Find every line in the records below that holds the word "title", and copy it out.
○ ○ ○
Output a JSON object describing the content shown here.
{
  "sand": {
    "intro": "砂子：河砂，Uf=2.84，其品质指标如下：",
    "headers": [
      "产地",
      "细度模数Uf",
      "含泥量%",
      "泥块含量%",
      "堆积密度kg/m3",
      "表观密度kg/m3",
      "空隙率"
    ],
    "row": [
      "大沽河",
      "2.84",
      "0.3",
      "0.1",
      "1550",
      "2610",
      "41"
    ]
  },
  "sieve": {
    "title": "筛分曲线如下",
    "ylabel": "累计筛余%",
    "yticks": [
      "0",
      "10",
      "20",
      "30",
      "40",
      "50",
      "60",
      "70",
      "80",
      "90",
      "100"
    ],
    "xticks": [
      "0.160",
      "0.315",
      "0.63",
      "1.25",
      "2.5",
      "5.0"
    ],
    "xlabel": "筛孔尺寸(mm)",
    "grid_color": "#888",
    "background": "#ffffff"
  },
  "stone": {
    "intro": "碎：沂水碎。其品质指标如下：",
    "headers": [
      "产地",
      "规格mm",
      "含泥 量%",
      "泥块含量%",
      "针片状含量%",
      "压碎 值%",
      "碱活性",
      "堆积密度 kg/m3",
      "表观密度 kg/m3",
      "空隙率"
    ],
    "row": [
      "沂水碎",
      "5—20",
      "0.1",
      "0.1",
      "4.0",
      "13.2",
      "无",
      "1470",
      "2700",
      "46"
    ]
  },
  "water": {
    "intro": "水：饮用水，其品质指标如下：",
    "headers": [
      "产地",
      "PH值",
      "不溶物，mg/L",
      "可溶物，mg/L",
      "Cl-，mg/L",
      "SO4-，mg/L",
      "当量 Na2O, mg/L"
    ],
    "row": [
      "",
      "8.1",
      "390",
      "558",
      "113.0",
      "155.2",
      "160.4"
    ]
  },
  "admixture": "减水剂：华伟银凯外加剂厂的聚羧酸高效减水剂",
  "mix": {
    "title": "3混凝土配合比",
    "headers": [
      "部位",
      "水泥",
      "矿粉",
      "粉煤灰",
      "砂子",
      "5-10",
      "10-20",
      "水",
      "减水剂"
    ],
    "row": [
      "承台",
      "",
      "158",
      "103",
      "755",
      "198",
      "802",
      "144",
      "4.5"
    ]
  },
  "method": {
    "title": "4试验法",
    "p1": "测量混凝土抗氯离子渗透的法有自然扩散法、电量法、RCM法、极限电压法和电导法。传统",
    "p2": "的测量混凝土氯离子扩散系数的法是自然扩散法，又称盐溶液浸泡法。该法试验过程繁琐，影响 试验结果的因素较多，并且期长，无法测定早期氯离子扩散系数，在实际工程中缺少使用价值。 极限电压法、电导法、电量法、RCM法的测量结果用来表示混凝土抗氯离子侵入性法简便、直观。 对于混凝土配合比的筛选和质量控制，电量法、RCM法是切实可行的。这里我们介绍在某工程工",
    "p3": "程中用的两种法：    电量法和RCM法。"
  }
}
○ ○ ○
Written response:
    "title": "筛分曲线如下",
    "title": "3混凝土配合比",
    "title": "4试验法",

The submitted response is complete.